[Extracted records]
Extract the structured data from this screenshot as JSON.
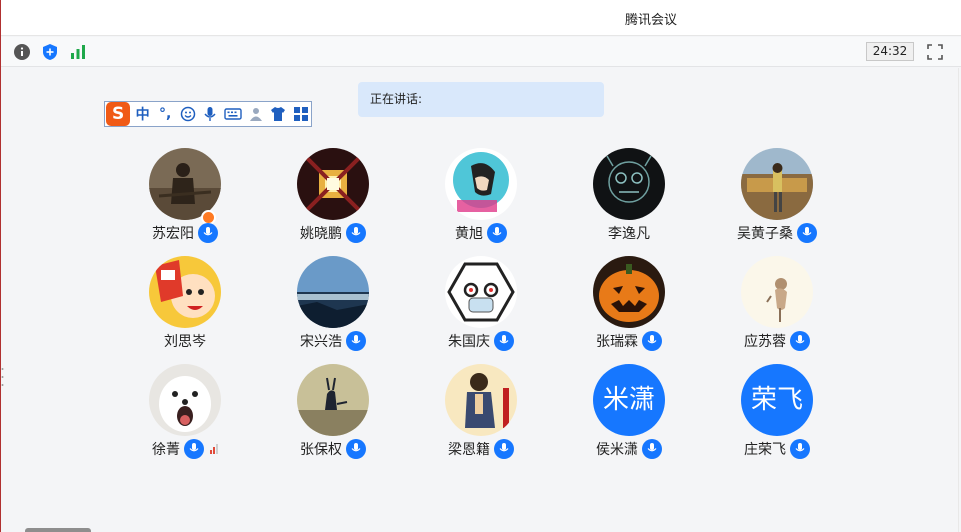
{
  "window": {
    "title": "腾讯会议"
  },
  "toolbar": {
    "info_icon": "info-icon",
    "shield_icon": "shield-icon",
    "signal_icon": "signal-icon",
    "timer": "24:32",
    "fullscreen_icon": "fullscreen-icon"
  },
  "speaking": {
    "label": "正在讲话:"
  },
  "ime": {
    "logo": "S",
    "mode": "中",
    "punct": "°,",
    "icons": [
      "emoji-icon",
      "microphone-icon",
      "keyboard-icon",
      "user-icon",
      "shirt-icon",
      "grid-icon"
    ]
  },
  "colors": {
    "accent": "#1677ff",
    "speaking_bg": "#d9e8fb",
    "host_badge": "#ff7a22",
    "ime_logo": "#f05a16"
  },
  "participants": [
    {
      "name": "苏宏阳",
      "mic": true,
      "host": true
    },
    {
      "name": "姚晓鹏",
      "mic": true
    },
    {
      "name": "黄旭",
      "mic": true
    },
    {
      "name": "李逸凡",
      "mic": false
    },
    {
      "name": "吴黄子桑",
      "mic": true
    },
    {
      "name": "刘思岑",
      "mic": false
    },
    {
      "name": "宋兴浩",
      "mic": true
    },
    {
      "name": "朱国庆",
      "mic": true
    },
    {
      "name": "张瑞霖",
      "mic": true
    },
    {
      "name": "应苏蓉",
      "mic": true
    },
    {
      "name": "徐菁",
      "mic": true,
      "signal": true
    },
    {
      "name": "张保权",
      "mic": true
    },
    {
      "name": "梁恩籍",
      "mic": true
    },
    {
      "name": "侯米潇",
      "mic": true,
      "avatar_text": "米潇"
    },
    {
      "name": "庄荣飞",
      "mic": true,
      "avatar_text": "荣飞"
    }
  ]
}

§ WHAT TO PRODUCE
Quote each line of the listing exactly, but leave the pictures out.

§ EXERCISE OUTPUT
Extract the structured data from this screenshot as JSON.
{
  "window": {
    "title": "腾讯会议"
  },
  "toolbar": {
    "info_icon": "info-icon",
    "shield_icon": "shield-icon",
    "signal_icon": "signal-icon",
    "timer": "24:32",
    "fullscreen_icon": "fullscreen-icon"
  },
  "speaking": {
    "label": "正在讲话:"
  },
  "ime": {
    "logo": "S",
    "mode": "中",
    "punct": "°,",
    "icons": [
      "emoji-icon",
      "microphone-icon",
      "keyboard-icon",
      "user-icon",
      "shirt-icon",
      "grid-icon"
    ]
  },
  "colors": {
    "accent": "#1677ff",
    "speaking_bg": "#d9e8fb",
    "host_badge": "#ff7a22",
    "ime_logo": "#f05a16"
  },
  "participants": [
    {
      "name": "苏宏阳",
      "mic": true,
      "host": true
    },
    {
      "name": "姚晓鹏",
      "mic": true
    },
    {
      "name": "黄旭",
      "mic": true
    },
    {
      "name": "李逸凡",
      "mic": false
    },
    {
      "name": "吴黄子桑",
      "mic": true
    },
    {
      "name": "刘思岑",
      "mic": false
    },
    {
      "name": "宋兴浩",
      "mic": true
    },
    {
      "name": "朱国庆",
      "mic": true
    },
    {
      "name": "张瑞霖",
      "mic": true
    },
    {
      "name": "应苏蓉",
      "mic": true
    },
    {
      "name": "徐菁",
      "mic": true,
      "signal": true
    },
    {
      "name": "张保权",
      "mic": true
    },
    {
      "name": "梁恩籍",
      "mic": true
    },
    {
      "name": "侯米潇",
      "mic": true,
      "avatar_text": "米潇"
    },
    {
      "name": "庄荣飞",
      "mic": true,
      "avatar_text": "荣飞"
    }
  ]
}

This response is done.